— begin —
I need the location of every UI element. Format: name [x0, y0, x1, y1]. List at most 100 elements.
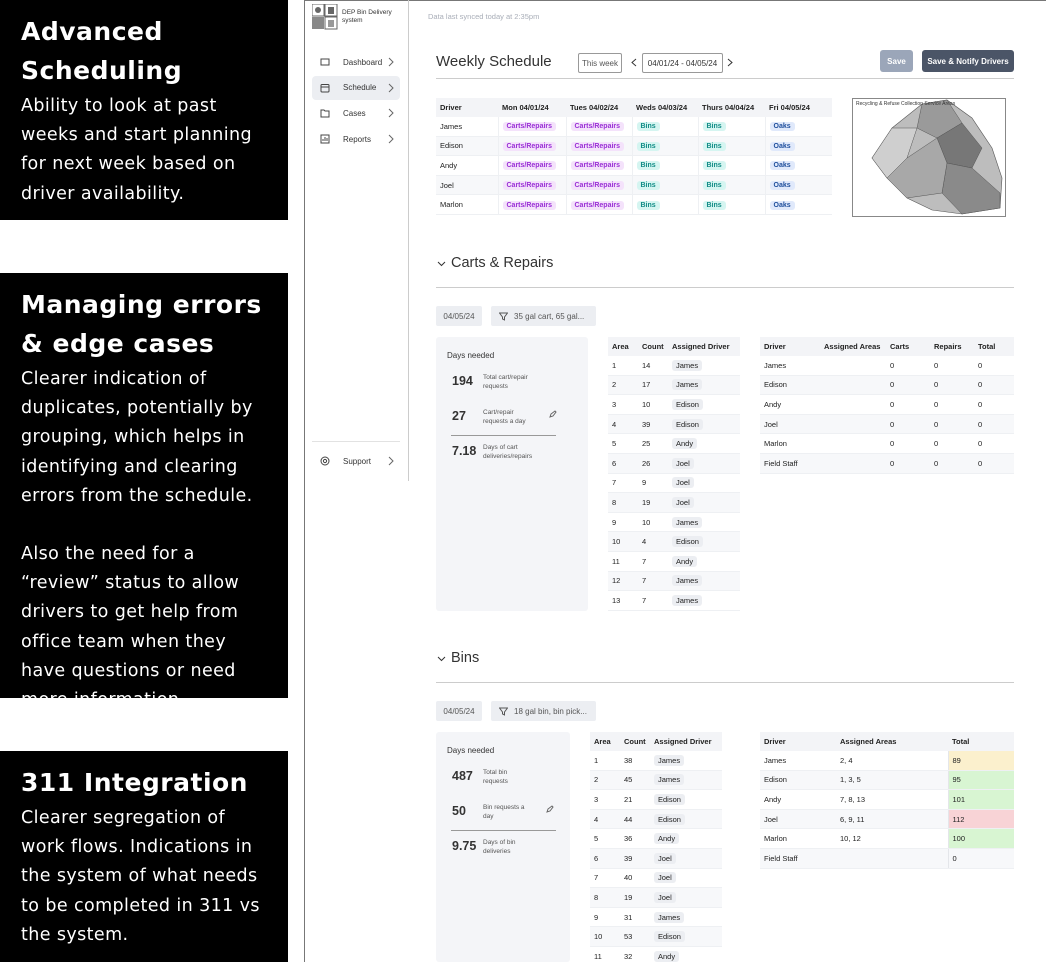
chevron [388, 456, 394, 466]
cell: 0 [930, 414, 974, 435]
row: 4 44 Edison [590, 809, 722, 830]
callout-text: Clearer segregation of work flows. Indic… [21, 808, 260, 945]
cell: Carts/Repairs [565, 155, 632, 176]
cell: Carts/Repairs [565, 175, 632, 196]
cell: 40 [620, 868, 650, 889]
nav-item[interactable]: Cases [312, 101, 400, 125]
row: 3 21 Edison [590, 789, 722, 810]
column-header: Driver [760, 732, 836, 751]
cell: Bins [697, 155, 765, 176]
cell: 3 [590, 789, 620, 810]
row: Andy 0 0 0 [760, 394, 1014, 415]
row: Andy 7, 8, 13 101 [760, 789, 1014, 810]
row: 12 7 James [608, 571, 740, 592]
driver-pill: James [654, 754, 685, 766]
driver-pill: Joel [672, 457, 694, 469]
cell: Andy [650, 828, 722, 849]
cell: James [668, 356, 740, 376]
cell: Carts/Repairs [497, 194, 566, 215]
cell: 0 [886, 453, 930, 474]
cell: 0 [886, 375, 930, 396]
collapse-icon[interactable] [437, 656, 446, 662]
prev-week[interactable] [631, 58, 637, 67]
stat-value: 487 [452, 769, 473, 783]
cell: James [436, 117, 498, 137]
cell: Bins [697, 117, 765, 137]
driver-pill: James [672, 379, 703, 391]
cell [820, 414, 886, 435]
row: 2 45 James [590, 770, 722, 791]
cell: 17 [638, 375, 668, 396]
cell: 0 [974, 375, 1014, 396]
date-range[interactable]: 04/01/24 - 04/05/24 [642, 53, 723, 73]
cell: Carts/Repairs [565, 136, 632, 157]
cell: 5 [608, 433, 638, 454]
cell: 4 [638, 531, 668, 552]
cell: Edison [668, 414, 740, 435]
cell: 9 [638, 473, 668, 494]
date-chip[interactable]: 04/05/24 [436, 701, 482, 721]
nav-item[interactable]: Dashboard [312, 50, 400, 74]
tag: Bins [636, 122, 660, 132]
nav-item[interactable]: Schedule [312, 75, 400, 100]
cell: 21 [620, 789, 650, 810]
cell: Edison [668, 531, 740, 552]
next-week[interactable] [727, 58, 733, 67]
edit-icon[interactable] [549, 410, 557, 418]
tag: Carts/Repairs [502, 181, 557, 191]
cell: 6 [608, 453, 638, 474]
cell: Marlon [760, 828, 836, 849]
cell: 95 [947, 770, 1014, 791]
driver-pill: James [672, 594, 703, 606]
filter-chip[interactable]: 35 gal cart, 65 gal... [491, 306, 596, 326]
cell: Marlon [760, 433, 820, 454]
cell [820, 394, 886, 415]
column-header: Driver [760, 337, 820, 356]
cell: Oaks [764, 155, 832, 176]
driver-pill: Andy [672, 555, 698, 567]
callout: Managing errors & edge cases Clearer indi… [0, 273, 288, 710]
cell: 0 [974, 453, 1014, 474]
cell: James [650, 907, 722, 928]
row: James Carts/Repairs Carts/Repairs Bins Bins O… [436, 117, 832, 137]
row: Marlon 10, 12 100 [760, 828, 1014, 849]
callout-text: Also the need for a “review” status to a… [21, 544, 240, 711]
cell: 7 [590, 868, 620, 889]
cell: Joel [760, 414, 820, 435]
header-row: Driver Assigned Areas Carts Repairs Total [760, 337, 1014, 356]
cell: 9 [608, 512, 638, 533]
cell: 12 [608, 571, 638, 592]
save-notify-button[interactable]: Save & Notify Drivers [922, 50, 1014, 72]
this-week-button[interactable]: This week [578, 53, 622, 73]
nav-icon [320, 58, 330, 66]
save-button[interactable]: Save [880, 50, 913, 72]
stat-label: Cart/repair requests a day [483, 409, 526, 425]
row: Andy Carts/Repairs Carts/Repairs Bins Bins Oa… [436, 155, 832, 176]
cell: 19 [638, 492, 668, 513]
cell: Edison [760, 375, 820, 396]
date-chip[interactable]: 04/05/24 [436, 306, 482, 326]
header-row: Area Count Assigned Driver [608, 337, 740, 356]
nav-support[interactable]: Support [312, 449, 400, 473]
stat-label: Total bin requests [483, 769, 508, 785]
filter-icon [499, 312, 508, 321]
collapse-icon[interactable] [437, 261, 446, 267]
chevron [388, 109, 394, 118]
cell: 39 [620, 848, 650, 869]
nav-label: Reports [343, 134, 372, 144]
cell: Carts/Repairs [565, 117, 632, 137]
tag: Bins [636, 141, 660, 151]
cell: 100 [947, 828, 1014, 849]
cell: Bins [631, 136, 698, 157]
cell: Edison [650, 809, 722, 830]
cell: 0 [974, 394, 1014, 415]
filter-chip[interactable]: 18 gal bin, bin pick... [491, 701, 596, 721]
edit-icon[interactable] [546, 805, 554, 813]
driver-pill: Edison [672, 418, 703, 430]
cell: 32 [620, 946, 650, 962]
nav-item[interactable]: Reports [312, 127, 400, 151]
cell: Joel [650, 868, 722, 889]
cell: 8 [590, 887, 620, 908]
row: 1 38 James [590, 751, 722, 771]
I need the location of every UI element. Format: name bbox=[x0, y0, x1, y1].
— end —
» Task directions
State how many of the lines above contain the string "location", treating case as significant. Give only the number.

» Expected answer
2